* start Given entries *
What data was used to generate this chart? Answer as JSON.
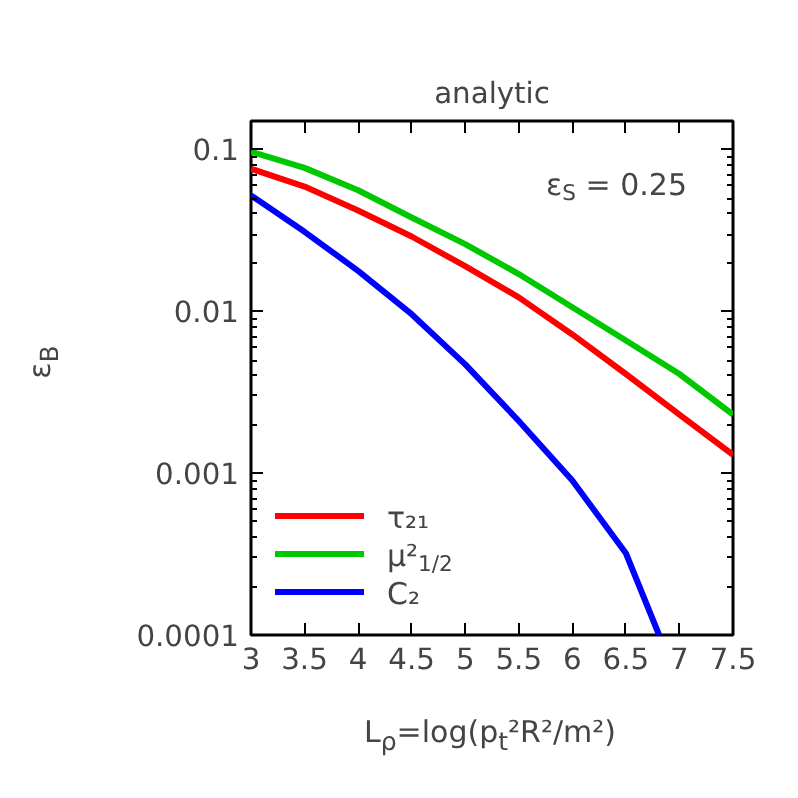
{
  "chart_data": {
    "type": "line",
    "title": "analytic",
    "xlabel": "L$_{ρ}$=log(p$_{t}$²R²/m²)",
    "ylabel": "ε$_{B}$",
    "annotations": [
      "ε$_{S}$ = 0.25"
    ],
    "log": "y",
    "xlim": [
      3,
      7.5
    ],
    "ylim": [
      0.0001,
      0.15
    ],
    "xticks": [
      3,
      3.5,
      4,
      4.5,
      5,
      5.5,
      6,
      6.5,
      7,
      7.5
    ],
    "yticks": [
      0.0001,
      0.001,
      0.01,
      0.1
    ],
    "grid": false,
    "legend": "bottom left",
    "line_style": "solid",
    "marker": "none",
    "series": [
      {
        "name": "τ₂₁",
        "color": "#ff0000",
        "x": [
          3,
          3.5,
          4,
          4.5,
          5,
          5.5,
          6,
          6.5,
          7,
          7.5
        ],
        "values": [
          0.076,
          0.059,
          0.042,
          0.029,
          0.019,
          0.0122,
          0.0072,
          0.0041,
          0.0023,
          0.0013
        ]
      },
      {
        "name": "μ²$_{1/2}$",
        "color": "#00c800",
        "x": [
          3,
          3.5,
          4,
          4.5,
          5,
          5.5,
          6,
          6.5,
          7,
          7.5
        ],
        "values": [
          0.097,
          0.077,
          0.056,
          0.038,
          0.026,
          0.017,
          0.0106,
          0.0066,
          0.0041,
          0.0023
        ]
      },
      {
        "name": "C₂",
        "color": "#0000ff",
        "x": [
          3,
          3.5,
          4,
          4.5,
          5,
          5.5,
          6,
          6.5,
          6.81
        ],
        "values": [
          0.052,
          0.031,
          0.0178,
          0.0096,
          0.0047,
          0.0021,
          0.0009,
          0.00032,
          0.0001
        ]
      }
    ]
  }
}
* end Given entries *
Given exercise:
Write out each entry exactly as given, but skip the pictures.

Exercise solution:
What data was used to generate this chart? Answer as JSON.
{
  "chart_data": {
    "type": "line",
    "title": "analytic",
    "xlabel": "L$_{ρ}$=log(p$_{t}$²R²/m²)",
    "ylabel": "ε$_{B}$",
    "annotations": [
      "ε$_{S}$ = 0.25"
    ],
    "log": "y",
    "xlim": [
      3,
      7.5
    ],
    "ylim": [
      0.0001,
      0.15
    ],
    "xticks": [
      3,
      3.5,
      4,
      4.5,
      5,
      5.5,
      6,
      6.5,
      7,
      7.5
    ],
    "yticks": [
      0.0001,
      0.001,
      0.01,
      0.1
    ],
    "grid": false,
    "legend": "bottom left",
    "line_style": "solid",
    "marker": "none",
    "series": [
      {
        "name": "τ₂₁",
        "color": "#ff0000",
        "x": [
          3,
          3.5,
          4,
          4.5,
          5,
          5.5,
          6,
          6.5,
          7,
          7.5
        ],
        "values": [
          0.076,
          0.059,
          0.042,
          0.029,
          0.019,
          0.0122,
          0.0072,
          0.0041,
          0.0023,
          0.0013
        ]
      },
      {
        "name": "μ²$_{1/2}$",
        "color": "#00c800",
        "x": [
          3,
          3.5,
          4,
          4.5,
          5,
          5.5,
          6,
          6.5,
          7,
          7.5
        ],
        "values": [
          0.097,
          0.077,
          0.056,
          0.038,
          0.026,
          0.017,
          0.0106,
          0.0066,
          0.0041,
          0.0023
        ]
      },
      {
        "name": "C₂",
        "color": "#0000ff",
        "x": [
          3,
          3.5,
          4,
          4.5,
          5,
          5.5,
          6,
          6.5,
          6.81
        ],
        "values": [
          0.052,
          0.031,
          0.0178,
          0.0096,
          0.0047,
          0.0021,
          0.0009,
          0.00032,
          0.0001
        ]
      }
    ]
  }
}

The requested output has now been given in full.